Extracts from a graphics dataset:
######
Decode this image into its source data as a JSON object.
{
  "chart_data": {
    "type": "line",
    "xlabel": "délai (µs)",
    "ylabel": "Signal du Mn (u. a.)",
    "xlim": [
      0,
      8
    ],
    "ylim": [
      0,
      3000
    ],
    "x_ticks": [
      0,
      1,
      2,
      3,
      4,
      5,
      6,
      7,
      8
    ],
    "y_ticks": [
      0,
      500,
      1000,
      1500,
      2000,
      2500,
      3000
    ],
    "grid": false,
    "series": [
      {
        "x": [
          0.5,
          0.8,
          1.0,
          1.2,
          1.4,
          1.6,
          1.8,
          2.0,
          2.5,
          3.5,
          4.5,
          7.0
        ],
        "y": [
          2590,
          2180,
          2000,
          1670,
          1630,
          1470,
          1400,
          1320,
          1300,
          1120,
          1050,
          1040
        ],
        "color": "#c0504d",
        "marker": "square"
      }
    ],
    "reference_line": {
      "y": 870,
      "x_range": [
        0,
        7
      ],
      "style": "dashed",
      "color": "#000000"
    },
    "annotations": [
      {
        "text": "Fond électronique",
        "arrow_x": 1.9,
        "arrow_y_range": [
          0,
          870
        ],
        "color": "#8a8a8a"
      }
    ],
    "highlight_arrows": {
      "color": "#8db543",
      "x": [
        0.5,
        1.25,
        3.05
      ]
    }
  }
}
######
▸ Exercise requirements:
Answer with one number: how many lines of the entries above include the word "color".

▸ Solution:
4